(What this exercise asks):
1. According to the Arion talk description, which communication primitives does Arion support at a lower level?
2. Carry on writing the Arion talk description, starting right after its last sentence.

(Page):

ICML 2019 Expo Talk

July 23, 2023

Expo 2019 Schedule »

Arion: a next-generation distributed deep learning virtual machine

Sponsor: Petuum Inc.

Hao Zhang (Petuum)

Hao Zhang (Petuum)


"We present Arion, the next-gen distributed machine learning system developed in-house from Petuum. Arion is a system-model-algorithm codesigned distributed system. Arion draws insights from many past projects -- different models exhibit different runtime characteristics, and different learning algorithms may demonstrate different computational patterns, both demanding model and algorithm-aware system treatments for optimal distributed execution performance.

At a lower level, Arion supports a variety of communication primitives ranging from parameter server, MPI to Sufficient Factor broadcasting and ring allreduce. Given a piece of deep learning (DL) code (e.g., in TensorFlow or Pytorch), Arion analyzes and extracts the model definition and algorithms therein and cast them into an intermediate representation (IR) with distributed execution semantics. We designed and implemented a compiler within Arion to further optimize and translate the IR into a set of distributed execution strategies. We propose a variety of rules and machine learning-based methods to generate the optimal execution strategies depending on the given model, algorithm, cluster specifications, resource constraints, and beyond.

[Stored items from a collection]
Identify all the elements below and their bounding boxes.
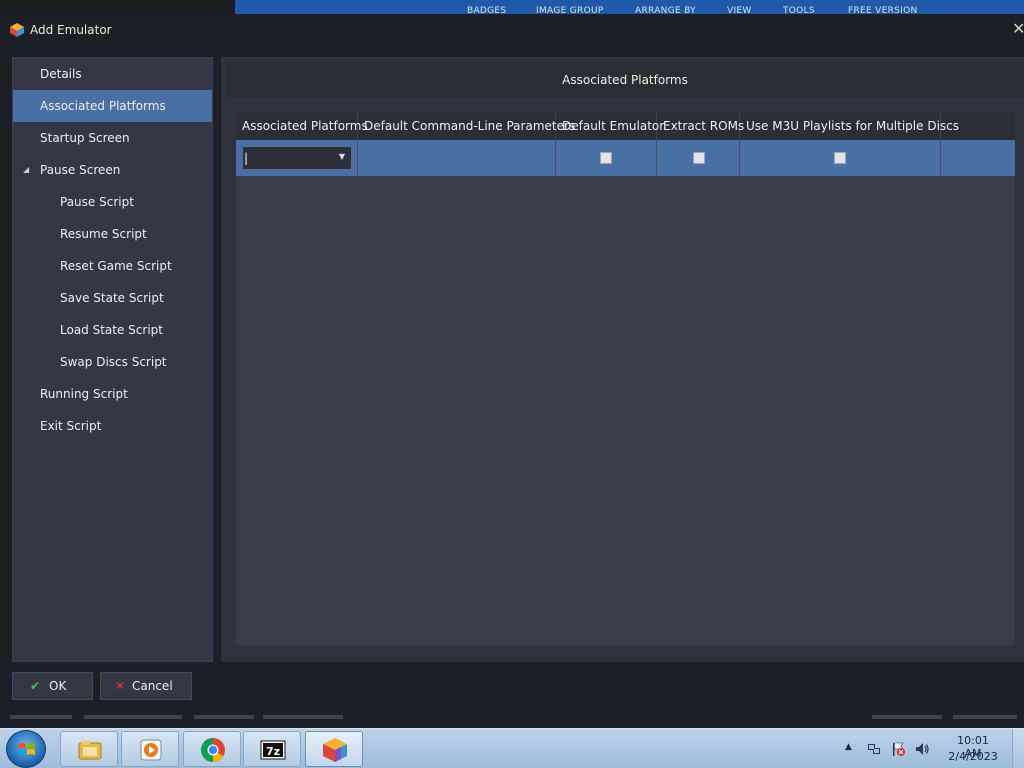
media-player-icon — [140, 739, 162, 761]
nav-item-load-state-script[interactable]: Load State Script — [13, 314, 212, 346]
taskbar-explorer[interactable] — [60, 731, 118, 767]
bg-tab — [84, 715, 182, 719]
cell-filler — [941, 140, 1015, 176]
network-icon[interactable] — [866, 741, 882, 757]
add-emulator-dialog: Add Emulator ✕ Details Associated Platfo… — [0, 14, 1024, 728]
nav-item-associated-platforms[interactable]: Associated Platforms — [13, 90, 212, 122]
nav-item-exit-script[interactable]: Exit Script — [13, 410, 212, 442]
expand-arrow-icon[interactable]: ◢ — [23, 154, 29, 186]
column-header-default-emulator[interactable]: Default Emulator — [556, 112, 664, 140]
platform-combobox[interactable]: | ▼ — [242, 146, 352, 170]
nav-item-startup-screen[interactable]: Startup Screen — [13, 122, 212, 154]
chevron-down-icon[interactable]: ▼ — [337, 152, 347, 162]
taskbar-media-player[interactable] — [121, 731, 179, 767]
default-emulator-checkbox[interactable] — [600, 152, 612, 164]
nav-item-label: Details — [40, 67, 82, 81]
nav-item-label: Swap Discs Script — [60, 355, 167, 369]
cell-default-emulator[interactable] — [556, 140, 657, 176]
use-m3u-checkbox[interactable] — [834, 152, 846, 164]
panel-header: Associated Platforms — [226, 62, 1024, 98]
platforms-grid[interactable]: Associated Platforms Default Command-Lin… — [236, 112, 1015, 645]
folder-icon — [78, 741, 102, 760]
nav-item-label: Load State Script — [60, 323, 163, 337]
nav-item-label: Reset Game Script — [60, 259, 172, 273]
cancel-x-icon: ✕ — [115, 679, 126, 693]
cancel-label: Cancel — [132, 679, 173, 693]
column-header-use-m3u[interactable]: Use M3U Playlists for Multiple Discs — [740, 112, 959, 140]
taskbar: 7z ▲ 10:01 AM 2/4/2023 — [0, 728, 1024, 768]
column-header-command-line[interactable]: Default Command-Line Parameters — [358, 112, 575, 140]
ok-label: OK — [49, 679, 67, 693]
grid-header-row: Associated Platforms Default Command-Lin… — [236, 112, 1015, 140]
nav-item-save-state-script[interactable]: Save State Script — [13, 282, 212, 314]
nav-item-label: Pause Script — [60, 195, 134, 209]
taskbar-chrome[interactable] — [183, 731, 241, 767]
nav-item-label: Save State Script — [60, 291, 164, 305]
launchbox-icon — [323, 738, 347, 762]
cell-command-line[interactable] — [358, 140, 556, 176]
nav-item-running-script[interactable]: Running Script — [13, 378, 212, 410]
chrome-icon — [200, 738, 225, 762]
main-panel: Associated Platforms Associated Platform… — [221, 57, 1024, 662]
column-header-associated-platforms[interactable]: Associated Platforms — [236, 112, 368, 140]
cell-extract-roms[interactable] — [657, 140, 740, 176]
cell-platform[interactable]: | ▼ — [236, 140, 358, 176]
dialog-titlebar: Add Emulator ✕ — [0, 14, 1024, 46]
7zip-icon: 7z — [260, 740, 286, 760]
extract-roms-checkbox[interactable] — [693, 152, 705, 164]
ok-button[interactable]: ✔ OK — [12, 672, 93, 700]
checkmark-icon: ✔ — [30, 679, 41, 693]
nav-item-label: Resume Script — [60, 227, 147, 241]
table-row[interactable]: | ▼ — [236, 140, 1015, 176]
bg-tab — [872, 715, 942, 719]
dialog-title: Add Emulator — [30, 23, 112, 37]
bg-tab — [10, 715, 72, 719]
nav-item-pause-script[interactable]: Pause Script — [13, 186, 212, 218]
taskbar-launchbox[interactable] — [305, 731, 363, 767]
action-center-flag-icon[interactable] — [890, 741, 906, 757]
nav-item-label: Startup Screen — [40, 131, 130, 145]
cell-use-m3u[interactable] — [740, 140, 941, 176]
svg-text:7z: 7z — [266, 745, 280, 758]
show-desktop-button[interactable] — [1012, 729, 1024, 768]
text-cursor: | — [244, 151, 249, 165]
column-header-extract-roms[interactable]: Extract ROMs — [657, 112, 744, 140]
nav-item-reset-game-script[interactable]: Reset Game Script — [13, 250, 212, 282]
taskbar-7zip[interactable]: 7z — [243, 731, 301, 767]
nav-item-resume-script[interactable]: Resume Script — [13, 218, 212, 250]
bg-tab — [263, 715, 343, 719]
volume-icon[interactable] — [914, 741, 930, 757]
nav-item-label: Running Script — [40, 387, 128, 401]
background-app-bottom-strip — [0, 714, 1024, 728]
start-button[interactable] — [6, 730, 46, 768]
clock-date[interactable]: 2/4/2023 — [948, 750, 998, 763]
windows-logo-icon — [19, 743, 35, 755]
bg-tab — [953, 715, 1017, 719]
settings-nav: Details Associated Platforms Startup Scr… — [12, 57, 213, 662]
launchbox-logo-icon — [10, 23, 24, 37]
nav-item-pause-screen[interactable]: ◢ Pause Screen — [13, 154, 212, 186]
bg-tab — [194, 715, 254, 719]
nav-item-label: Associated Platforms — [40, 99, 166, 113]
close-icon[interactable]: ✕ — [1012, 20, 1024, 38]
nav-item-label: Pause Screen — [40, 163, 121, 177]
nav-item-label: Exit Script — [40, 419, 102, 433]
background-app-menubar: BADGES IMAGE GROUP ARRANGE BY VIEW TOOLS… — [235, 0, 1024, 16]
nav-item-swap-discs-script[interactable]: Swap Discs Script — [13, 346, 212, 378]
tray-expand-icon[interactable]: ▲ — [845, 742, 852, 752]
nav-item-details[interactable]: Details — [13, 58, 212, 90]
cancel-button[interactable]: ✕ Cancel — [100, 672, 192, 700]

...

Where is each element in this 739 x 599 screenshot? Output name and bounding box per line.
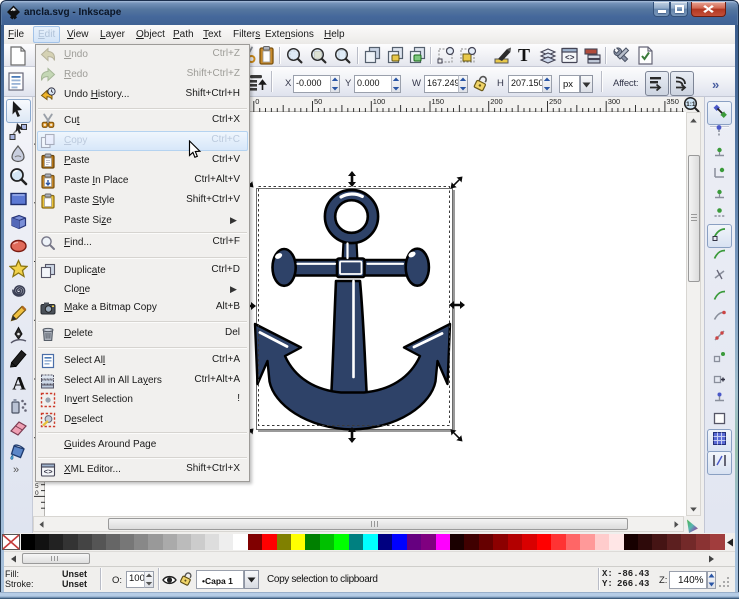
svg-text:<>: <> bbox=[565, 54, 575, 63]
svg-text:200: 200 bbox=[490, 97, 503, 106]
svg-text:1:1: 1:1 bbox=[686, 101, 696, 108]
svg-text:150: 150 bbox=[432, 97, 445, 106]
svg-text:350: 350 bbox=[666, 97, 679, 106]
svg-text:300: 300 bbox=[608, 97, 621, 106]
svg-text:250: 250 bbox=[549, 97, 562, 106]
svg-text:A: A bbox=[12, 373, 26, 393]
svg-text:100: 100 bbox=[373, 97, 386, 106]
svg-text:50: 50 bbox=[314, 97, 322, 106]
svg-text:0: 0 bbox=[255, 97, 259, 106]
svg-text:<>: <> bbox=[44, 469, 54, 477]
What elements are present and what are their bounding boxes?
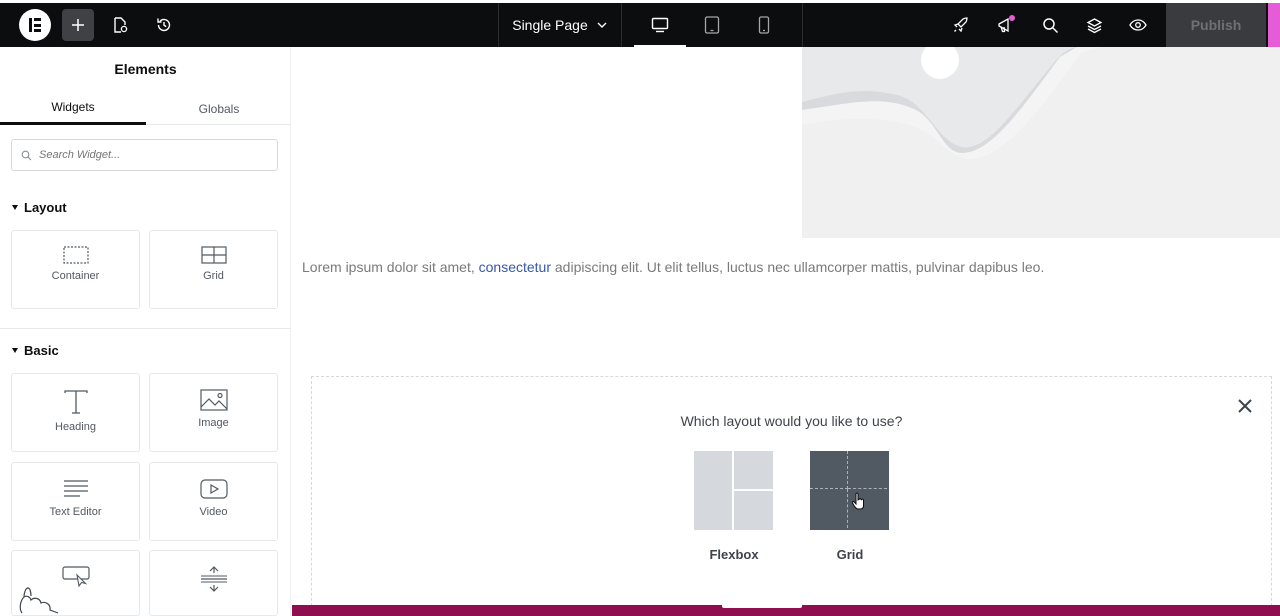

(Task-by-task answers):
1. Parameter server, MPI, Sufficient Factor broadcasting, and ring allreduce.

2.
Interface-wise, Arion adopts the philosophy of minimizing users’ code modification, exposing a set of interfaces that allows distributing arbitrary single-node version TensorFlow or PyTorch code with little-to-zero modification.

The Arion discussion will also include a short a 5 - 10 mins of live showcasing of the usage and performance of Arion during the talk. "